** Start of DATA ENTRIES **

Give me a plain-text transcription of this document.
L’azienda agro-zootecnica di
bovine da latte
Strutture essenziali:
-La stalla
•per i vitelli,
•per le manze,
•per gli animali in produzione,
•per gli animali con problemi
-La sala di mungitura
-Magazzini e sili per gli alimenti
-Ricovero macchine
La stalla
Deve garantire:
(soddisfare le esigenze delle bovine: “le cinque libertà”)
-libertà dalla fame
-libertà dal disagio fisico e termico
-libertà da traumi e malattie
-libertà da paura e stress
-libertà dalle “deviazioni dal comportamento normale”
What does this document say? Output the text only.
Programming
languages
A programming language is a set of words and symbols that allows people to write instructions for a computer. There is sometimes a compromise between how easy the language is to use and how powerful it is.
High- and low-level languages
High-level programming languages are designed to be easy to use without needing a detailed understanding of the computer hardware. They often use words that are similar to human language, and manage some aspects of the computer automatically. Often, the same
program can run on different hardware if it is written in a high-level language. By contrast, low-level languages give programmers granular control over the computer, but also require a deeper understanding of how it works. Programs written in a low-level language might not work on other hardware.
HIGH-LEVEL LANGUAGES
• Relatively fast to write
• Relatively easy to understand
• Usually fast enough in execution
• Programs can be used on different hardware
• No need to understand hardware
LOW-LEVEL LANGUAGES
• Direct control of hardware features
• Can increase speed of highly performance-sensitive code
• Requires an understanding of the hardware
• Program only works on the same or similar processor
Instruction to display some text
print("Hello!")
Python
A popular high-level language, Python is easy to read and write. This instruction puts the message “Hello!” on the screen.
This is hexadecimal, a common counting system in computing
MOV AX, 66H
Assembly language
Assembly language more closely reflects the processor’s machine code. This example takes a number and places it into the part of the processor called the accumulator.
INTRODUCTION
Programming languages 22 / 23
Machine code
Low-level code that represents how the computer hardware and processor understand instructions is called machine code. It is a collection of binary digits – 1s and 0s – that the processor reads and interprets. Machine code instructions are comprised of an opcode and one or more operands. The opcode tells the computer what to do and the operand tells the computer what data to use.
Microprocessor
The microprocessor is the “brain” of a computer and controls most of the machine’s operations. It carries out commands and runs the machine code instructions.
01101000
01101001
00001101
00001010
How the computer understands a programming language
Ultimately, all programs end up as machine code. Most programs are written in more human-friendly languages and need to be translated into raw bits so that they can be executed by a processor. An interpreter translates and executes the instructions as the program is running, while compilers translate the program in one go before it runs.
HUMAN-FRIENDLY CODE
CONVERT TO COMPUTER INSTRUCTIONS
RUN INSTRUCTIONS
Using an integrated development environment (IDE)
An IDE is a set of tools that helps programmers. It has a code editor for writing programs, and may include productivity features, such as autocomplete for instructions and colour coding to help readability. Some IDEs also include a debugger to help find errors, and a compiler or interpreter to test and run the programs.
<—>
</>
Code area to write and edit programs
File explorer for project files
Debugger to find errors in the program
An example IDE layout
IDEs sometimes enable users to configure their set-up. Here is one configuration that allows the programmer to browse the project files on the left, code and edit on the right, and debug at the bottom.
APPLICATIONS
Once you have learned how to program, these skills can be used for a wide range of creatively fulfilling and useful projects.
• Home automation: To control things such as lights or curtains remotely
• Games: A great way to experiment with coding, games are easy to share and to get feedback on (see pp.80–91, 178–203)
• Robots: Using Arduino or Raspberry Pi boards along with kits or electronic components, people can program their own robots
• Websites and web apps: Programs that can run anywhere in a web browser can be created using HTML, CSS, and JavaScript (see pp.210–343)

** End of DATA ENTRIES **

• _AIM OF THE TASK_
Quote the entire listing above exactly.

• _OUTPUT_
Give me a plain-text transcription of this document.
L’azienda agro-zootecnica di
bovine da latte
Strutture essenziali:
-La stalla
•per i vitelli,
•per le manze,
•per gli animali in produzione,
•per gli animali con problemi
-La sala di mungitura
-Magazzini e sili per gli alimenti
-Ricovero macchine
La stalla
Deve garantire:
(soddisfare le esigenze delle bovine: “le cinque libertà”)
-libertà dalla fame
-libertà dal disagio fisico e termico
-libertà da traumi e malattie
-libertà da paura e stress
-libertà dalle “deviazioni dal comportamento normale”
What does this document say? Output the text only.
Programming
languages
A programming language is a set of words and symbols that allows people to write instructions for a computer. There is sometimes a compromise between how easy the language is to use and how powerful it is.
High- and low-level languages
High-level programming languages are designed to be easy to use without needing a detailed understanding of the computer hardware. They often use words that are similar to human language, and manage some aspects of the computer automatically. Often, the same
program can run on different hardware if it is written in a high-level language. By contrast, low-level languages give programmers granular control over the computer, but also require a deeper understanding of how it works. Programs written in a low-level language might not work on other hardware.
HIGH-LEVEL LANGUAGES
• Relatively fast to write
• Relatively easy to understand
• Usually fast enough in execution
• Programs can be used on different hardware
• No need to understand hardware
LOW-LEVEL LANGUAGES
• Direct control of hardware features
• Can increase speed of highly performance-sensitive code
• Requires an understanding of the hardware
• Program only works on the same or similar processor
Instruction to display some text
print("Hello!")
Python
A popular high-level language, Python is easy to read and write. This instruction puts the message “Hello!” on the screen.
This is hexadecimal, a common counting system in computing
MOV AX, 66H
Assembly language
Assembly language more closely reflects the processor’s machine code. This example takes a number and places it into the part of the processor called the accumulator.
INTRODUCTION
Programming languages 22 / 23
Machine code
Low-level code that represents how the computer hardware and processor understand instructions is called machine code. It is a collection of binary digits – 1s and 0s – that the processor reads and interprets. Machine code instructions are comprised of an opcode and one or more operands. The opcode tells the computer what to do and the operand tells the computer what data to use.
Microprocessor
The microprocessor is the “brain” of a computer and controls most of the machine’s operations. It carries out commands and runs the machine code instructions.
01101000
01101001
00001101
00001010
How the computer understands a programming language
Ultimately, all programs end up as machine code. Most programs are written in more human-friendly languages and need to be translated into raw bits so that they can be executed by a processor. An interpreter translates and executes the instructions as the program is running, while compilers translate the program in one go before it runs.
HUMAN-FRIENDLY CODE
CONVERT TO COMPUTER INSTRUCTIONS
RUN INSTRUCTIONS
Using an integrated development environment (IDE)
An IDE is a set of tools that helps programmers. It has a code editor for writing programs, and may include productivity features, such as autocomplete for instructions and colour coding to help readability. Some IDEs also include a debugger to help find errors, and a compiler or interpreter to test and run the programs.
<—>
</>
Code area to write and edit programs
File explorer for project files
Debugger to find errors in the program
An example IDE layout
IDEs sometimes enable users to configure their set-up. Here is one configuration that allows the programmer to browse the project files on the left, code and edit on the right, and debug at the bottom.
APPLICATIONS
Once you have learned how to program, these skills can be used for a wide range of creatively fulfilling and useful projects.
• Home automation: To control things such as lights or curtains remotely
• Games: A great way to experiment with coding, games are easy to share and to get feedback on (see pp.80–91, 178–203)
• Robots: Using Arduino or Raspberry Pi boards along with kits or electronic components, people can program their own robots
• Websites and web apps: Programs that can run anywhere in a web browser can be created using HTML, CSS, and JavaScript (see pp.210–343)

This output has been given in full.